■ Material provided
▬▬▬▬▬▬▬▬▬▬

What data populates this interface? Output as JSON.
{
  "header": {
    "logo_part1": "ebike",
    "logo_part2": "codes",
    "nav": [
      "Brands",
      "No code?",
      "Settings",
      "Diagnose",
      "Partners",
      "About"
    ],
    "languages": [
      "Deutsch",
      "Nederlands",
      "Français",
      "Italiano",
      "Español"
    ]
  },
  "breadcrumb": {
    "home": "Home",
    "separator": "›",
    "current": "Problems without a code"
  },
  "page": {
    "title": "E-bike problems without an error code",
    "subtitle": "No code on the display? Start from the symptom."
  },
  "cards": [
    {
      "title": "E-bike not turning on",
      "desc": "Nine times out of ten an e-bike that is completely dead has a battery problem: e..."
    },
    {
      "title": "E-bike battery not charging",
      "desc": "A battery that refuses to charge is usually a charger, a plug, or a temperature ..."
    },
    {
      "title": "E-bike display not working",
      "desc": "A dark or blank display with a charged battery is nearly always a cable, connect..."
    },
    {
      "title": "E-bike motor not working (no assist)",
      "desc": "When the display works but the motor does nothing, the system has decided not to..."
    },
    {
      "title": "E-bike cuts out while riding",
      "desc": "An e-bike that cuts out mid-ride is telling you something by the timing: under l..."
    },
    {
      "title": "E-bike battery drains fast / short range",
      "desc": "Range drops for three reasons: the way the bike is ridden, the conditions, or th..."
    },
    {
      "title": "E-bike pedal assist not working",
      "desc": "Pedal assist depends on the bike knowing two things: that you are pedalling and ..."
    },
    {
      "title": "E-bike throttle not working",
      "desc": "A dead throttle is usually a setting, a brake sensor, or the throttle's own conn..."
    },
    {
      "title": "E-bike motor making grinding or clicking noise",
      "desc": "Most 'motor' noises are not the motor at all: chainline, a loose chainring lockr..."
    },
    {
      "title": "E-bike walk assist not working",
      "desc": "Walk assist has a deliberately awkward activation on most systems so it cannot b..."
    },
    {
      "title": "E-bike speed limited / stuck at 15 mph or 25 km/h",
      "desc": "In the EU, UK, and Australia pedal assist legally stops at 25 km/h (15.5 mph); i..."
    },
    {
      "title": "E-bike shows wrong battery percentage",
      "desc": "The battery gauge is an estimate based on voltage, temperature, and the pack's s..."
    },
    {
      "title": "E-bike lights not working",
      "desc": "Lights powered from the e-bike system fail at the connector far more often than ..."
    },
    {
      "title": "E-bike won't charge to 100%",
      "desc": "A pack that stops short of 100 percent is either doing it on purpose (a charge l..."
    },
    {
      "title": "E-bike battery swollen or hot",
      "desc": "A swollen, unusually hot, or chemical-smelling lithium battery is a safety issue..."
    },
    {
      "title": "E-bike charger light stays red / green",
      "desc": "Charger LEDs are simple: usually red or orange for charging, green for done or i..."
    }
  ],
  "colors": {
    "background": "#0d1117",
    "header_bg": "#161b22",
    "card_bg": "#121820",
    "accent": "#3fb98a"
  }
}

▬▬▬▬▬▬▬▬▬▬

■ Work instructions
From the data above, copy each line that has the string "swollen".

■ In response
      "title": "E-bike battery swollen or hot",
      "desc": "A swollen, unusually hot, or chemical-smelling lithium battery is a safety issue..."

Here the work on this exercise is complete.